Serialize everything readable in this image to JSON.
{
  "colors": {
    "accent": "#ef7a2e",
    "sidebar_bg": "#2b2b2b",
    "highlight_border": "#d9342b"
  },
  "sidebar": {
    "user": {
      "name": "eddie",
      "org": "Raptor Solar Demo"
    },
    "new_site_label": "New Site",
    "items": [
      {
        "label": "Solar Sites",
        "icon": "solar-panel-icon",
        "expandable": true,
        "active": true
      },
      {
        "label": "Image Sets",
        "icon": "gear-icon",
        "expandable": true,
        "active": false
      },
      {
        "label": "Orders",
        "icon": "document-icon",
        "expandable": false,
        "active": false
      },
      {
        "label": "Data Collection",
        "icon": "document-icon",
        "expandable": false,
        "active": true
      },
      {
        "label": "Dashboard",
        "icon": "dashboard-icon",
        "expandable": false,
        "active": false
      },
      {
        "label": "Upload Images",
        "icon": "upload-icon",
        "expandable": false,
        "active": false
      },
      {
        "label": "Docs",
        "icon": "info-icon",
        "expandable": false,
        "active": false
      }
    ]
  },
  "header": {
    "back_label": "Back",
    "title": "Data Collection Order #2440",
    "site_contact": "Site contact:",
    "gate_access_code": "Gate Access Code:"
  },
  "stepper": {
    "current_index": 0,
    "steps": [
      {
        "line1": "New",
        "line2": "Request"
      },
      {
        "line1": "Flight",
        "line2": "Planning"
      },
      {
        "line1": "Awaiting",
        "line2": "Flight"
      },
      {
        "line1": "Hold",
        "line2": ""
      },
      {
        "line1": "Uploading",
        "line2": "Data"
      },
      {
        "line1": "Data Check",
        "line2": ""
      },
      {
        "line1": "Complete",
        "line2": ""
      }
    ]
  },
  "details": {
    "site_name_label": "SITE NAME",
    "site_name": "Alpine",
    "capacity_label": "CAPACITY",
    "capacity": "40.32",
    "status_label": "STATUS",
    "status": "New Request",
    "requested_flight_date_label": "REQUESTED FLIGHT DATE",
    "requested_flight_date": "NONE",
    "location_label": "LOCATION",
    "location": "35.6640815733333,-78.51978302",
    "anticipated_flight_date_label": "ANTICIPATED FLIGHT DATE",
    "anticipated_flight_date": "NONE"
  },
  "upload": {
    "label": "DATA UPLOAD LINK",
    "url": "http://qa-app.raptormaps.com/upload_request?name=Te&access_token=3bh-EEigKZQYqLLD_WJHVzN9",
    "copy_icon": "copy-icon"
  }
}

-- Written exercise --
Lines from the records above that hold "Collection" are the ones to list.

-- Answer for the task --
        "label": "Data Collection",
    "title": "Data Collection Order #2440",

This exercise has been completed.